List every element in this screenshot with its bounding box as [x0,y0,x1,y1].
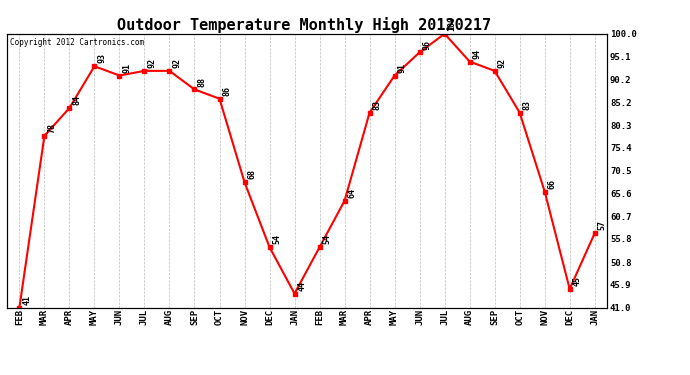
Text: 54: 54 [273,234,282,244]
Text: Copyright 2012 Cartronics.com: Copyright 2012 Cartronics.com [10,38,144,47]
Text: 92: 92 [172,58,181,68]
Text: 45: 45 [573,276,582,286]
Text: 83: 83 [522,100,531,110]
Text: 92: 92 [497,58,506,68]
Text: 44: 44 [297,281,306,291]
Text: 54: 54 [322,234,331,244]
Text: 91: 91 [122,63,131,73]
Text: 88: 88 [197,76,206,87]
Text: 93: 93 [97,54,106,63]
Text: 83: 83 [373,100,382,110]
Text: 57: 57 [598,220,607,231]
Text: 92: 92 [147,58,156,68]
Text: 100: 100 [447,16,456,31]
Text: 68: 68 [247,170,256,180]
Text: 64: 64 [347,188,356,198]
Text: 84: 84 [72,95,81,105]
Text: 94: 94 [473,49,482,59]
Text: 78: 78 [47,123,56,133]
Text: Outdoor Temperature Monthly High 20120217: Outdoor Temperature Monthly High 2012021… [117,17,491,33]
Text: 91: 91 [397,63,406,73]
Text: 41: 41 [22,295,31,305]
Text: 86: 86 [222,86,231,96]
Text: 96: 96 [422,39,431,50]
Text: 66: 66 [547,179,556,189]
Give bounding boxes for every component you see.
++++++
• [What the task requires]
Locate each line in the listing above that contains the string "every" and copy those lines out in full.

• [Result of this exercise]
List every element in this screenshot with its bounding box as [x0,y0,x1,y1].
Give bounding boxes for every component you see.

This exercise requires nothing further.